What to do → Don't copy the pictures; return every other part of the records exactly.
** Begin Record excerpts **
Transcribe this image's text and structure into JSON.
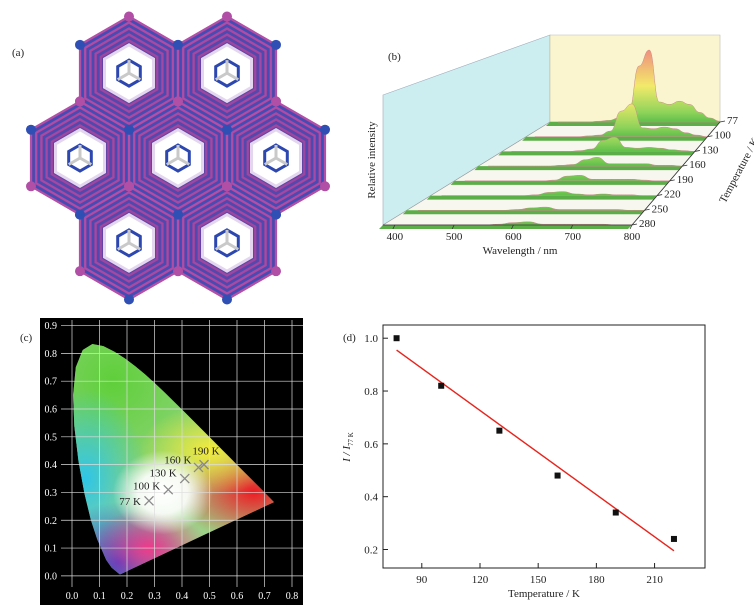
{
  "figure": {
    "panel_a": "(a)"
  },
  "chart_data": [
    {
      "type": "waterfall3d",
      "title": "(b)",
      "xlabel": "Wavelength / nm",
      "ylabel": "Relative intensity",
      "zlabel": "Temperature / K",
      "xlim": [
        380,
        800
      ],
      "xticks": [
        400,
        500,
        600,
        700,
        800
      ],
      "x": [
        400,
        425,
        450,
        475,
        500,
        525,
        550,
        575,
        600,
        625,
        650,
        675,
        700,
        725,
        750,
        775,
        800
      ],
      "series": [
        {
          "name": "77",
          "values": [
            0,
            0,
            0,
            0,
            0.01,
            0.02,
            0.05,
            0.15,
            0.7,
            0.9,
            0.25,
            0.22,
            0.26,
            0.22,
            0.12,
            0.05,
            0.01
          ]
        },
        {
          "name": "100",
          "values": [
            0,
            0,
            0,
            0,
            0,
            0.01,
            0.02,
            0.07,
            0.32,
            0.41,
            0.11,
            0.1,
            0.12,
            0.1,
            0.05,
            0.02,
            0
          ]
        },
        {
          "name": "130",
          "values": [
            0,
            0,
            0,
            0,
            0,
            0,
            0.01,
            0.03,
            0.14,
            0.18,
            0.05,
            0.04,
            0.05,
            0.04,
            0.02,
            0.01,
            0
          ]
        },
        {
          "name": "160",
          "values": [
            0,
            0,
            0,
            0,
            0,
            0,
            0.01,
            0.02,
            0.08,
            0.11,
            0.03,
            0.03,
            0.03,
            0.03,
            0.01,
            0.01,
            0
          ]
        },
        {
          "name": "190",
          "values": [
            0,
            0,
            0,
            0,
            0,
            0,
            0,
            0.01,
            0.06,
            0.07,
            0.02,
            0.02,
            0.02,
            0.02,
            0.01,
            0,
            0
          ]
        },
        {
          "name": "220",
          "values": [
            0,
            0,
            0,
            0,
            0,
            0,
            0,
            0.01,
            0.04,
            0.05,
            0.02,
            0.01,
            0.02,
            0.01,
            0.01,
            0,
            0
          ]
        },
        {
          "name": "250",
          "values": [
            0,
            0,
            0,
            0,
            0,
            0,
            0,
            0.01,
            0.03,
            0.04,
            0.01,
            0.01,
            0.01,
            0.01,
            0.01,
            0,
            0
          ]
        },
        {
          "name": "280",
          "values": [
            0,
            0,
            0,
            0,
            0,
            0,
            0,
            0.01,
            0.03,
            0.04,
            0.01,
            0.01,
            0.01,
            0.01,
            0.01,
            0,
            0
          ]
        }
      ]
    },
    {
      "type": "cie",
      "title": "(c)",
      "xlim": [
        -0.04,
        0.84
      ],
      "ylim": [
        -0.04,
        0.92
      ],
      "xticks": [
        {
          "value": 0,
          "label": "0.0"
        },
        0.1,
        0.2,
        0.3,
        0.4,
        0.5,
        0.6,
        0.7,
        0.8
      ],
      "yticks": [
        {
          "value": 0,
          "label": "0.0"
        },
        0.1,
        0.2,
        0.3,
        0.4,
        0.5,
        0.6,
        0.7,
        0.8,
        0.9
      ],
      "marker_color": "#8a8a8a",
      "points": [
        {
          "label": "77 K",
          "x": 0.28,
          "y": 0.27
        },
        {
          "label": "100 K",
          "x": 0.35,
          "y": 0.31
        },
        {
          "label": "130 K",
          "x": 0.41,
          "y": 0.35
        },
        {
          "label": "160 K",
          "x": 0.46,
          "y": 0.39
        },
        {
          "label": "190 K",
          "x": 0.48,
          "y": 0.4
        }
      ]
    },
    {
      "type": "scatter",
      "title": "(d)",
      "xlabel": "Temperature / K",
      "ylabel": "I / I",
      "ylabel_sub": "77 K",
      "xlim": [
        70,
        236
      ],
      "ylim": [
        0.13,
        1.05
      ],
      "xticks": [
        90,
        120,
        150,
        180,
        210
      ],
      "yticks": [
        0.2,
        0.4,
        0.6,
        0.8,
        {
          "value": 1,
          "label": "1.0"
        }
      ],
      "x": [
        77,
        100,
        130,
        160,
        190,
        220
      ],
      "values": [
        1,
        0.82,
        0.65,
        0.48,
        0.34,
        0.24
      ],
      "color": "#111111",
      "fit": {
        "x": [
          77,
          220
        ],
        "values": [
          0.955,
          0.195
        ],
        "color": "#e8231c"
      }
    }
  ]
}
** End Record excerpts **
Finished exercise →
Transcribe this image's text and structure into JSON.
{
  "figure": {
    "panel_a": "(a)"
  },
  "chart_data": [
    {
      "type": "waterfall3d",
      "title": "(b)",
      "xlabel": "Wavelength / nm",
      "ylabel": "Relative intensity",
      "zlabel": "Temperature / K",
      "xlim": [
        380,
        800
      ],
      "xticks": [
        400,
        500,
        600,
        700,
        800
      ],
      "x": [
        400,
        425,
        450,
        475,
        500,
        525,
        550,
        575,
        600,
        625,
        650,
        675,
        700,
        725,
        750,
        775,
        800
      ],
      "series": [
        {
          "name": "77",
          "values": [
            0,
            0,
            0,
            0,
            0.01,
            0.02,
            0.05,
            0.15,
            0.7,
            0.9,
            0.25,
            0.22,
            0.26,
            0.22,
            0.12,
            0.05,
            0.01
          ]
        },
        {
          "name": "100",
          "values": [
            0,
            0,
            0,
            0,
            0,
            0.01,
            0.02,
            0.07,
            0.32,
            0.41,
            0.11,
            0.1,
            0.12,
            0.1,
            0.05,
            0.02,
            0
          ]
        },
        {
          "name": "130",
          "values": [
            0,
            0,
            0,
            0,
            0,
            0,
            0.01,
            0.03,
            0.14,
            0.18,
            0.05,
            0.04,
            0.05,
            0.04,
            0.02,
            0.01,
            0
          ]
        },
        {
          "name": "160",
          "values": [
            0,
            0,
            0,
            0,
            0,
            0,
            0.01,
            0.02,
            0.08,
            0.11,
            0.03,
            0.03,
            0.03,
            0.03,
            0.01,
            0.01,
            0
          ]
        },
        {
          "name": "190",
          "values": [
            0,
            0,
            0,
            0,
            0,
            0,
            0,
            0.01,
            0.06,
            0.07,
            0.02,
            0.02,
            0.02,
            0.02,
            0.01,
            0,
            0
          ]
        },
        {
          "name": "220",
          "values": [
            0,
            0,
            0,
            0,
            0,
            0,
            0,
            0.01,
            0.04,
            0.05,
            0.02,
            0.01,
            0.02,
            0.01,
            0.01,
            0,
            0
          ]
        },
        {
          "name": "250",
          "values": [
            0,
            0,
            0,
            0,
            0,
            0,
            0,
            0.01,
            0.03,
            0.04,
            0.01,
            0.01,
            0.01,
            0.01,
            0.01,
            0,
            0
          ]
        },
        {
          "name": "280",
          "values": [
            0,
            0,
            0,
            0,
            0,
            0,
            0,
            0.01,
            0.03,
            0.04,
            0.01,
            0.01,
            0.01,
            0.01,
            0.01,
            0,
            0
          ]
        }
      ]
    },
    {
      "type": "cie",
      "title": "(c)",
      "xlim": [
        -0.04,
        0.84
      ],
      "ylim": [
        -0.04,
        0.92
      ],
      "xticks": [
        {
          "value": 0,
          "label": "0.0"
        },
        0.1,
        0.2,
        0.3,
        0.4,
        0.5,
        0.6,
        0.7,
        0.8
      ],
      "yticks": [
        {
          "value": 0,
          "label": "0.0"
        },
        0.1,
        0.2,
        0.3,
        0.4,
        0.5,
        0.6,
        0.7,
        0.8,
        0.9
      ],
      "marker_color": "#8a8a8a",
      "points": [
        {
          "label": "77 K",
          "x": 0.28,
          "y": 0.27
        },
        {
          "label": "100 K",
          "x": 0.35,
          "y": 0.31
        },
        {
          "label": "130 K",
          "x": 0.41,
          "y": 0.35
        },
        {
          "label": "160 K",
          "x": 0.46,
          "y": 0.39
        },
        {
          "label": "190 K",
          "x": 0.48,
          "y": 0.4
        }
      ]
    },
    {
      "type": "scatter",
      "title": "(d)",
      "xlabel": "Temperature / K",
      "ylabel": "I / I",
      "ylabel_sub": "77 K",
      "xlim": [
        70,
        236
      ],
      "ylim": [
        0.13,
        1.05
      ],
      "xticks": [
        90,
        120,
        150,
        180,
        210
      ],
      "yticks": [
        0.2,
        0.4,
        0.6,
        0.8,
        {
          "value": 1,
          "label": "1.0"
        }
      ],
      "x": [
        77,
        100,
        130,
        160,
        190,
        220
      ],
      "values": [
        1,
        0.82,
        0.65,
        0.48,
        0.34,
        0.24
      ],
      "color": "#111111",
      "fit": {
        "x": [
          77,
          220
        ],
        "values": [
          0.955,
          0.195
        ],
        "color": "#e8231c"
      }
    }
  ]
}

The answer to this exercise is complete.